**Extracted text**
Business

Masayoshi Son: From chicken feed to Japan's richest tycoon

SoftBank Group Representative Masayoshi Son speaks during a press conference to announce the company's financial results in Tokyo. Photo: AFP/File

Once asked on Twitter about his receding hairline, Masayoshi Son, founder of Japanese telecoms giant SoftBank, retorted: "My hair is not receding. I'm advancing."

It was a typically bullish remark from the 60-year-old tycoon, listed by Forbes as Japan's richest man with an estimated fortune of $22.2 billion, who has embarked on a furious spree of purchases culminating in Thursday's deal to take a hefty stake in ride-sharing app Uber.

Under Son's leadership, SoftBank is sending shockwaves through the tech world with its massive new Vision Fund -- a venture capital fund with $100 billion in its coffers intended for start-ups.

The new fund is expected to dominate the industry to such an extent, it's playfully referred to as a "gorilla".

The bold and flamboyant Son was one of the first personalities from the business world to meet another unconventional tycoon -- Donald Trump -- last year after his election victory.

Son pledged to invest $50 billion in the US economy and create 50,000 jobs and Trump's off-the-cuff announcement of this gave reporters their first glimpse into the president-elect's unusual communication strategy.

**Source data**
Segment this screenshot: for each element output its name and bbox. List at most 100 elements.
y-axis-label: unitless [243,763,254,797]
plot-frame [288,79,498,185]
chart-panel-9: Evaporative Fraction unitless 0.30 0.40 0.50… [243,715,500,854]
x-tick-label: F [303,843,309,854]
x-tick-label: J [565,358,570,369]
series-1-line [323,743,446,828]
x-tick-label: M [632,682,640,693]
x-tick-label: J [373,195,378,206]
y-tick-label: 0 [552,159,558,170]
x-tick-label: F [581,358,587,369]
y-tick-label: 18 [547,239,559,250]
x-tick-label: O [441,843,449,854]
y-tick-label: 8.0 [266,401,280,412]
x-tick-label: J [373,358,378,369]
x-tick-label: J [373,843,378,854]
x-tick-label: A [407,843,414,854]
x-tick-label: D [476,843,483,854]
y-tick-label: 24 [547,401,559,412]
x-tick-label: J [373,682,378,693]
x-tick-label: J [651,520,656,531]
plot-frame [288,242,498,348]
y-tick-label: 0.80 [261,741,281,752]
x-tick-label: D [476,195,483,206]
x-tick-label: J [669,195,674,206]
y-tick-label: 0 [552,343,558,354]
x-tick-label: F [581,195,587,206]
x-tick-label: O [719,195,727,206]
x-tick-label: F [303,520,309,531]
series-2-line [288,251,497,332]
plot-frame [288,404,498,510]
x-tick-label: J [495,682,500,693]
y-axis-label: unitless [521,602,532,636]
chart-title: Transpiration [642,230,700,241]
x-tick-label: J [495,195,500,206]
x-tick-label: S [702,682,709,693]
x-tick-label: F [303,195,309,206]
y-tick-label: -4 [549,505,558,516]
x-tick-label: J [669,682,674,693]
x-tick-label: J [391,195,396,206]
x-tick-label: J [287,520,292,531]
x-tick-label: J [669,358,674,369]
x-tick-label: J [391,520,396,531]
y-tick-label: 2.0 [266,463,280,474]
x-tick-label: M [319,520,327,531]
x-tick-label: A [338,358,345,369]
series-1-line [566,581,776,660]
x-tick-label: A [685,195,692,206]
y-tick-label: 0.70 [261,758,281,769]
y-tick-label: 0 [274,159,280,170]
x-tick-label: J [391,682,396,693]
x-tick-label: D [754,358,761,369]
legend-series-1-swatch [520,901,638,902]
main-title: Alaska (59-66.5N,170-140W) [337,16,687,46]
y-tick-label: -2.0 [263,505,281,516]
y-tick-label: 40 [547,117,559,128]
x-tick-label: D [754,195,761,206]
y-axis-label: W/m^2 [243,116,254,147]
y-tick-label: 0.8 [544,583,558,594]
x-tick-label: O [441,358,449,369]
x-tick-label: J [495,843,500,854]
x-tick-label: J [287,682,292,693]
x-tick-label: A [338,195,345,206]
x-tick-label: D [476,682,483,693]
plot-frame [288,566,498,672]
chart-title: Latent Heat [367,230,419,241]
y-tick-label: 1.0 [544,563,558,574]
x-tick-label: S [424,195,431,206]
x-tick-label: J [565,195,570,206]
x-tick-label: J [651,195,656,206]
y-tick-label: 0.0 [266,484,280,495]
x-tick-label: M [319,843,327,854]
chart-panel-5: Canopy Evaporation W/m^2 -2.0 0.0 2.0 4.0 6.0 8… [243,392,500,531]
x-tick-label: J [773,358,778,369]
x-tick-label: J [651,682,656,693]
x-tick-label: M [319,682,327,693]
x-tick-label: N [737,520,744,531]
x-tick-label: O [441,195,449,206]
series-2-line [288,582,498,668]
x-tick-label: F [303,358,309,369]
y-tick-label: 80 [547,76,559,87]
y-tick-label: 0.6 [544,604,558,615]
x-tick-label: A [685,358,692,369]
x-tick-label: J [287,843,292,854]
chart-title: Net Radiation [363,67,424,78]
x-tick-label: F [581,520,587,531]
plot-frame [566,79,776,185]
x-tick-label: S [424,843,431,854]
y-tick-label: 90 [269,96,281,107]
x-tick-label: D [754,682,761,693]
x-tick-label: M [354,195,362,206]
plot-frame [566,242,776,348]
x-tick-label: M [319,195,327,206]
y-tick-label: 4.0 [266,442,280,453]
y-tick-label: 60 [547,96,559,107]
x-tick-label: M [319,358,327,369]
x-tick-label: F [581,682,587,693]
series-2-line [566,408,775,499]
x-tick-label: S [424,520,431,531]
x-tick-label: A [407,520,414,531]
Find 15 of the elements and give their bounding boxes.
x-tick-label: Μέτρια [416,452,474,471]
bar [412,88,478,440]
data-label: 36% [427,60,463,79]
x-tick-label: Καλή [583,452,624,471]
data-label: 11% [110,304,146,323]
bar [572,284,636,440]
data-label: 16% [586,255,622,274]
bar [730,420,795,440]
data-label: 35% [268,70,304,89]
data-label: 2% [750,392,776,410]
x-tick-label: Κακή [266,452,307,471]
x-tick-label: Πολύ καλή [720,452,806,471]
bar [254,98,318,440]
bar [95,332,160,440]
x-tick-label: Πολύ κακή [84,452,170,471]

**Instructions**
• 1. In the Masayoshi Son article, rewrite the passage starting with "The new fund" and going on through "his election victory.", swapping "gorilla" for "giant".
• 2. Please translate this sentence from the Masayoshi Son article into Spanish: "The new fund is expected to dominate the industry to such an extent, it's playfully referred to as a "gorilla"."
• 3. Carry on the Masayoshi Son article from the point where it stops.

**Task-by-task outputs**
• 1.
The new fund is expected to dominate the industry to such an extent, it's playfully referred to as a "giant".

The bold and flamboyant Son was one of the first personalities from the business world to meet another unconventional tycoon -- Donald Trump -- last year after his election victory.

• 2. Se espera que el nuevo fondo domine la industria hasta tal punto que, en tono de broma, se le llama un «gorila».

• 3.
Son's SoftBank has not been afraid to venture outside its core business -- completing deals with the likes of e-commerce Chinese giant Alibaba and French robotics firm Aldebaran, which developed the chatty human-shaped "Pepper" robot.

And on Thursday, Softbank and Uber announced that the tech titan would take a large stake in the US ridesharing giant -- 15 percent of the equity according to a source familiar with the terms of the deal.

But the wheeler-dealing of today belies a background that could scarcely be more humble.

Son was born in 1957 to ethnic Korean parents on the southern Japanese island of Kyushu.

His family scratched a living raising poultry and hogs in a country where Koreans have long faced discrimination stemming from the Japanese occupation of the peninsula between 1910 and 1945.

"I sat in a cart when I was small. It was so slimy that I felt sick. My grandmother, who is dead now, was pulling the cart," Son recalled in a 1996 speech when accepting a business award.

"We collected leftover food from neighbours and fed it to cattle. It was slimy. We worked hard," he said. "And I've worked hard."

Son went to the US as a 16-year-old and later studied at the University of California at Berkeley where he began his business career. His first big success came when he invented a computer system to translate English into Japanese. He later sold it to Sharp for one million dollars.

In 1981, a year after returning from the US, he founded SoftBank as a software wholesaler and publisher of computer magazines.

Since going public in 1994, SoftBank has consistently made headlines with its aggressive strategy of taking over Japanese and foreign businesses, a jolt to the staid world of corporate Japan.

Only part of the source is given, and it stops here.